*What you need to do:* Take every line from the listing below that includes "JSON" and copy it.

*Input rows:*
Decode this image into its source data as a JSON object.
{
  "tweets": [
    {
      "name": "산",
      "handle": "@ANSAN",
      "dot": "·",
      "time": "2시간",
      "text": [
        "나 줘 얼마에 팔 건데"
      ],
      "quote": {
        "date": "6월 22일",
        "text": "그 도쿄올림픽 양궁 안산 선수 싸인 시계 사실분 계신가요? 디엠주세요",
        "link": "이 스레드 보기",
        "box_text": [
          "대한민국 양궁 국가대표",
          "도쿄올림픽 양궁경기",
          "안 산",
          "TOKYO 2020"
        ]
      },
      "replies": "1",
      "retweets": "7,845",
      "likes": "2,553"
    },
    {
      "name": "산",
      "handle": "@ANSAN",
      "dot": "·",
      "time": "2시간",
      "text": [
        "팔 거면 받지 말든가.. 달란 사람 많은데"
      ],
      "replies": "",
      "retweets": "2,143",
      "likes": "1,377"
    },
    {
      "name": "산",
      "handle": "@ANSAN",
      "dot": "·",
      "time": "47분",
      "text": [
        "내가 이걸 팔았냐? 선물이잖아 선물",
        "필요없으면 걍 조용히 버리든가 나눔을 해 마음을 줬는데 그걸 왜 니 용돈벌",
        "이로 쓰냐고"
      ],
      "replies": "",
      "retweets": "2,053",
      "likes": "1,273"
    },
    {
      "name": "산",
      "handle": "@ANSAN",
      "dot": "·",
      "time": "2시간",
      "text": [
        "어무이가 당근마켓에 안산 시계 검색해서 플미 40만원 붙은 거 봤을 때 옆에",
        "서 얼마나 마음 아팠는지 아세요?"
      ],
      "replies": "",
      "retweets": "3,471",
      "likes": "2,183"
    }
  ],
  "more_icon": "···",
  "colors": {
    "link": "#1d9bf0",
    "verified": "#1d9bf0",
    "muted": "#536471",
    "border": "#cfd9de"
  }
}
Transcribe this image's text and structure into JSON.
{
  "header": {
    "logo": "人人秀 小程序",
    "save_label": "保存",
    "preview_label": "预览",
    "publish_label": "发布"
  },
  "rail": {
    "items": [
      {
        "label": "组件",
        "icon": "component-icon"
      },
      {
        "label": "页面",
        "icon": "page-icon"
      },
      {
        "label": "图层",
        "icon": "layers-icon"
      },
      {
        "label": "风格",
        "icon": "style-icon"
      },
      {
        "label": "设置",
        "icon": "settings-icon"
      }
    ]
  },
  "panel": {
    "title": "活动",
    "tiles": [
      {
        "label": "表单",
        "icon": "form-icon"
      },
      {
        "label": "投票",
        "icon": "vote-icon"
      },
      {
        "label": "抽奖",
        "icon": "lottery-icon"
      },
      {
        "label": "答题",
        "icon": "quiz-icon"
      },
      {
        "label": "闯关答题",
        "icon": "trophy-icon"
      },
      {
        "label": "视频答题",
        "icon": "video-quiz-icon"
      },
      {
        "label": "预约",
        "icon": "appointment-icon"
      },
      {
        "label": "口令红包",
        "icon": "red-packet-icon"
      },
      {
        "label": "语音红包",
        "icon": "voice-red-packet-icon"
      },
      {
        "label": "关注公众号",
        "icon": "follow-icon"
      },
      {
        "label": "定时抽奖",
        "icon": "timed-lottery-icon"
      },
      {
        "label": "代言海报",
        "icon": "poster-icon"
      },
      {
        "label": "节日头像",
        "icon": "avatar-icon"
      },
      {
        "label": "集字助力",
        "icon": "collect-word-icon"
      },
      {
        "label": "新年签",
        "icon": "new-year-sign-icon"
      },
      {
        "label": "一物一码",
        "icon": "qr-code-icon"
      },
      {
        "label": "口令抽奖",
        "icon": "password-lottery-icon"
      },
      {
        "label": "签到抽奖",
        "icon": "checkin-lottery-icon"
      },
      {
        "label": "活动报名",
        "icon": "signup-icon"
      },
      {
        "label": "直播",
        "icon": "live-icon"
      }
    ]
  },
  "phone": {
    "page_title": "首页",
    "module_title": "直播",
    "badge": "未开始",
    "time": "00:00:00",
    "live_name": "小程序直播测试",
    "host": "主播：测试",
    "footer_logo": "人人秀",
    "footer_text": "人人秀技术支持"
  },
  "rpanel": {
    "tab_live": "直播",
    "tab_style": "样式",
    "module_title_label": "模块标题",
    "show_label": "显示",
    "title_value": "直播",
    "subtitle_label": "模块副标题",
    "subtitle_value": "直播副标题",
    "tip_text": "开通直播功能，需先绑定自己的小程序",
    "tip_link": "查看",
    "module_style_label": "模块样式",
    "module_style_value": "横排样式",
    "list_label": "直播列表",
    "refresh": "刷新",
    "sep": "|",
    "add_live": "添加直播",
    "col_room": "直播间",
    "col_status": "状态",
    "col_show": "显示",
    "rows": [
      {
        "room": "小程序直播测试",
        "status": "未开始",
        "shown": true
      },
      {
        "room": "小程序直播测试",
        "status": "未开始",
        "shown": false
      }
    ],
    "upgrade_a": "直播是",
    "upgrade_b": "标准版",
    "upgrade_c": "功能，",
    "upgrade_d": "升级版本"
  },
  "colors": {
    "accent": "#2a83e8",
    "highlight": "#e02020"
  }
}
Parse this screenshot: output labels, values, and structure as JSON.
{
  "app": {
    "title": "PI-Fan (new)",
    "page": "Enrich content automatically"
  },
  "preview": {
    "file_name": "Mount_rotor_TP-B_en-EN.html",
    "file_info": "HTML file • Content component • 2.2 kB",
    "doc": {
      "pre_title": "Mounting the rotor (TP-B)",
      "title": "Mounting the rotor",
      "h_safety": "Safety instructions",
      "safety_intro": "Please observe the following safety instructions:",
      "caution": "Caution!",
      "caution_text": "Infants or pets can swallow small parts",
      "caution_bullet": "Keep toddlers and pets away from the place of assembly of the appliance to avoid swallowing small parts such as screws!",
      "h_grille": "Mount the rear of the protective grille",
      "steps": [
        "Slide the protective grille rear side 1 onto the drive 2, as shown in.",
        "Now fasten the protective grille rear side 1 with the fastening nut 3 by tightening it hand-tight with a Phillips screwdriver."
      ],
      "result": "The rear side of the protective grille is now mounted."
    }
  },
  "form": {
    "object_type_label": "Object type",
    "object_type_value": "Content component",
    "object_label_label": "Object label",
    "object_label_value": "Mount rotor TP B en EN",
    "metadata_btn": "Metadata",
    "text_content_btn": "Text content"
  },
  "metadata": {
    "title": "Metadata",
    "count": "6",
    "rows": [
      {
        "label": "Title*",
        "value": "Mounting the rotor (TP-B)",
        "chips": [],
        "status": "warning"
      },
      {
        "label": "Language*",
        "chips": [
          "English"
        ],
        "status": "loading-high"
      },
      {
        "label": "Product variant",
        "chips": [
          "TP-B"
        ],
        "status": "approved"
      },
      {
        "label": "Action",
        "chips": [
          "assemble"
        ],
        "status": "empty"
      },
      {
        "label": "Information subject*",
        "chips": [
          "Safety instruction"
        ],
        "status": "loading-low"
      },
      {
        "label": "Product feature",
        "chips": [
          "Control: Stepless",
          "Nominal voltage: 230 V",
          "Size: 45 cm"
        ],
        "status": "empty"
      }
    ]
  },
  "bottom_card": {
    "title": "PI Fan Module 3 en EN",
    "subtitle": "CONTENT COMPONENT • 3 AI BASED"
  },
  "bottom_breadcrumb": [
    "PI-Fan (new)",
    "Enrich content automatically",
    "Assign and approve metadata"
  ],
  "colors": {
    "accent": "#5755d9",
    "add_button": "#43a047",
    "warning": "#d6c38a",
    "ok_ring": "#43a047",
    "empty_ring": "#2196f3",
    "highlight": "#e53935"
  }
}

*Task result:*
Decode this image into its source data as a JSON object.
Transcribe this image's text and structure into JSON.
Parse this screenshot: output labels, values, and structure as JSON.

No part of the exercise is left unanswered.